**Required task**
Every record must appear in your copy exactly as written, with no pictures.

**Listing**
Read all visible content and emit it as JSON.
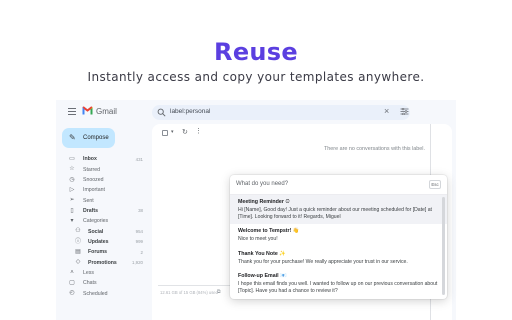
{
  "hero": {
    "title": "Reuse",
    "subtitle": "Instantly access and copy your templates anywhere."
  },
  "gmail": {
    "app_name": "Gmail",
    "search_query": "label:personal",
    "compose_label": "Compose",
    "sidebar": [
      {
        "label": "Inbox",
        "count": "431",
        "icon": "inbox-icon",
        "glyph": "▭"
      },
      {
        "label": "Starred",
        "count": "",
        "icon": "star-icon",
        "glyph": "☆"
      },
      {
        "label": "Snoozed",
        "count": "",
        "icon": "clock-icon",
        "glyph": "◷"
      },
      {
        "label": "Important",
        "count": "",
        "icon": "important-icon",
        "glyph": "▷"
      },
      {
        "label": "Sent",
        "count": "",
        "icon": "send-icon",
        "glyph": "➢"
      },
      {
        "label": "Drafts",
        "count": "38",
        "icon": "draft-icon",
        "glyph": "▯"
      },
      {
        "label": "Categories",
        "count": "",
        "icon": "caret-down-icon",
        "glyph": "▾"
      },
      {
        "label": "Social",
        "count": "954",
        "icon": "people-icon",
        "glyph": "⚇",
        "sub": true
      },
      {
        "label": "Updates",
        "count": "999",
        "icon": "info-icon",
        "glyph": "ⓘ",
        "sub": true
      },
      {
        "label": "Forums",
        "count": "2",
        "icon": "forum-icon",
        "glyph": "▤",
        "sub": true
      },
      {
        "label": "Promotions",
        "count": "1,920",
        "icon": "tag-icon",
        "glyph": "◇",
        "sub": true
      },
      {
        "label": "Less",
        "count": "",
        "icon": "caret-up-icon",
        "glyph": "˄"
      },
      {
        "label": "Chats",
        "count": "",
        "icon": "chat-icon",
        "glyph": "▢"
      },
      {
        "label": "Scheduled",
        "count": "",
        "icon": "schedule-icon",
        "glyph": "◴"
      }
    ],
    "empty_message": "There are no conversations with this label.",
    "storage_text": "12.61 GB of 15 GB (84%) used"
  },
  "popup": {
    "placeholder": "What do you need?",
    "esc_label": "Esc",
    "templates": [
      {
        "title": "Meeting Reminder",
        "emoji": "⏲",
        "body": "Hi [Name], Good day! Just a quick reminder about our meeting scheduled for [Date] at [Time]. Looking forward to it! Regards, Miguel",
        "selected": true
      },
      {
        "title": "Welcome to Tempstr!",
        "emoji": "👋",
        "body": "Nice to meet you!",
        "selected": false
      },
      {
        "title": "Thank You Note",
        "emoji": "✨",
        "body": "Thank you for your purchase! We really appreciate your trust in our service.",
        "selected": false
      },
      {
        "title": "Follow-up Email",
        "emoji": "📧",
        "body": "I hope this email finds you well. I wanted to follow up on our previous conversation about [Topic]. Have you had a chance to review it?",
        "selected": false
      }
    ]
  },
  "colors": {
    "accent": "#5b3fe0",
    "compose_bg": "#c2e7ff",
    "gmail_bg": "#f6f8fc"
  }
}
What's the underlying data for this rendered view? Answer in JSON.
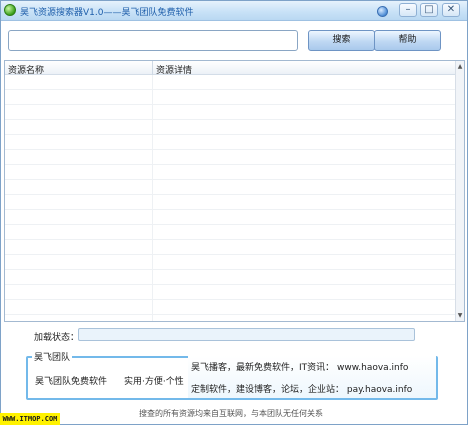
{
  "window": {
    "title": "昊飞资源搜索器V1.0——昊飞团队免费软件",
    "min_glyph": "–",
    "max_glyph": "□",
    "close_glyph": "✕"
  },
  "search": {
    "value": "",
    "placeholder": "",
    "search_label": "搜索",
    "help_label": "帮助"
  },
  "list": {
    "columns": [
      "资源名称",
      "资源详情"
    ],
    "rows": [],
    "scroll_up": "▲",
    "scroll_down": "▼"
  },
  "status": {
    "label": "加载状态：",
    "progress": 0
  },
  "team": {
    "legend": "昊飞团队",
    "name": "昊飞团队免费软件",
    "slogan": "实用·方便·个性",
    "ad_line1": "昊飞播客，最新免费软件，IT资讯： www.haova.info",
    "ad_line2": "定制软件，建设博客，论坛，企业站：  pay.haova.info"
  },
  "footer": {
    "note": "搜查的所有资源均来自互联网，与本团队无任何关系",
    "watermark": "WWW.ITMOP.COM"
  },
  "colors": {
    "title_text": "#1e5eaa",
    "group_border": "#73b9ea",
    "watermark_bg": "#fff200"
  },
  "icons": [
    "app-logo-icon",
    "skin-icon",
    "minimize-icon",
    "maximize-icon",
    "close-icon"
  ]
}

**The answer**
Read all visible content and emit it as JSON.
{
  "hero": {
    "title": "Reuse",
    "subtitle": "Instantly access and copy your templates anywhere."
  },
  "gmail": {
    "app_name": "Gmail",
    "search_query": "label:personal",
    "compose_label": "Compose",
    "sidebar": [
      {
        "label": "Inbox",
        "count": "431",
        "icon": "inbox-icon",
        "glyph": "▭"
      },
      {
        "label": "Starred",
        "count": "",
        "icon": "star-icon",
        "glyph": "☆"
      },
      {
        "label": "Snoozed",
        "count": "",
        "icon": "clock-icon",
        "glyph": "◷"
      },
      {
        "label": "Important",
        "count": "",
        "icon": "important-icon",
        "glyph": "▷"
      },
      {
        "label": "Sent",
        "count": "",
        "icon": "send-icon",
        "glyph": "➢"
      },
      {
        "label": "Drafts",
        "count": "38",
        "icon": "draft-icon",
        "glyph": "▯"
      },
      {
        "label": "Categories",
        "count": "",
        "icon": "caret-down-icon",
        "glyph": "▾"
      },
      {
        "label": "Social",
        "count": "954",
        "icon": "people-icon",
        "glyph": "⚇",
        "sub": true
      },
      {
        "label": "Updates",
        "count": "999",
        "icon": "info-icon",
        "glyph": "ⓘ",
        "sub": true
      },
      {
        "label": "Forums",
        "count": "2",
        "icon": "forum-icon",
        "glyph": "▤",
        "sub": true
      },
      {
        "label": "Promotions",
        "count": "1,920",
        "icon": "tag-icon",
        "glyph": "◇",
        "sub": true
      },
      {
        "label": "Less",
        "count": "",
        "icon": "caret-up-icon",
        "glyph": "˄"
      },
      {
        "label": "Chats",
        "count": "",
        "icon": "chat-icon",
        "glyph": "▢"
      },
      {
        "label": "Scheduled",
        "count": "",
        "icon": "schedule-icon",
        "glyph": "◴"
      }
    ],
    "empty_message": "There are no conversations with this label.",
    "storage_text": "12.61 GB of 15 GB (84%) used"
  },
  "popup": {
    "placeholder": "What do you need?",
    "esc_label": "Esc",
    "templates": [
      {
        "title": "Meeting Reminder",
        "emoji": "⏲",
        "body": "Hi [Name], Good day! Just a quick reminder about our meeting scheduled for [Date] at [Time]. Looking forward to it! Regards, Miguel",
        "selected": true
      },
      {
        "title": "Welcome to Tempstr!",
        "emoji": "👋",
        "body": "Nice to meet you!",
        "selected": false
      },
      {
        "title": "Thank You Note",
        "emoji": "✨",
        "body": "Thank you for your purchase! We really appreciate your trust in our service.",
        "selected": false
      },
      {
        "title": "Follow-up Email",
        "emoji": "📧",
        "body": "I hope this email finds you well. I wanted to follow up on our previous conversation about [Topic]. Have you had a chance to review it?",
        "selected": false
      }
    ]
  },
  "colors": {
    "accent": "#5b3fe0",
    "compose_bg": "#c2e7ff",
    "gmail_bg": "#f6f8fc"
  }
}
What's the underlying data for this rendered view? Answer in JSON.
{
  "window": {
    "title": "昊飞资源搜索器V1.0——昊飞团队免费软件",
    "min_glyph": "–",
    "max_glyph": "□",
    "close_glyph": "✕"
  },
  "search": {
    "value": "",
    "placeholder": "",
    "search_label": "搜索",
    "help_label": "帮助"
  },
  "list": {
    "columns": [
      "资源名称",
      "资源详情"
    ],
    "rows": [],
    "scroll_up": "▲",
    "scroll_down": "▼"
  },
  "status": {
    "label": "加载状态：",
    "progress": 0
  },
  "team": {
    "legend": "昊飞团队",
    "name": "昊飞团队免费软件",
    "slogan": "实用·方便·个性",
    "ad_line1": "昊飞播客，最新免费软件，IT资讯： www.haova.info",
    "ad_line2": "定制软件，建设博客，论坛，企业站：  pay.haova.info"
  },
  "footer": {
    "note": "搜查的所有资源均来自互联网，与本团队无任何关系",
    "watermark": "WWW.ITMOP.COM"
  },
  "colors": {
    "title_text": "#1e5eaa",
    "group_border": "#73b9ea",
    "watermark_bg": "#fff200"
  },
  "icons": [
    "app-logo-icon",
    "skin-icon",
    "minimize-icon",
    "maximize-icon",
    "close-icon"
  ]
}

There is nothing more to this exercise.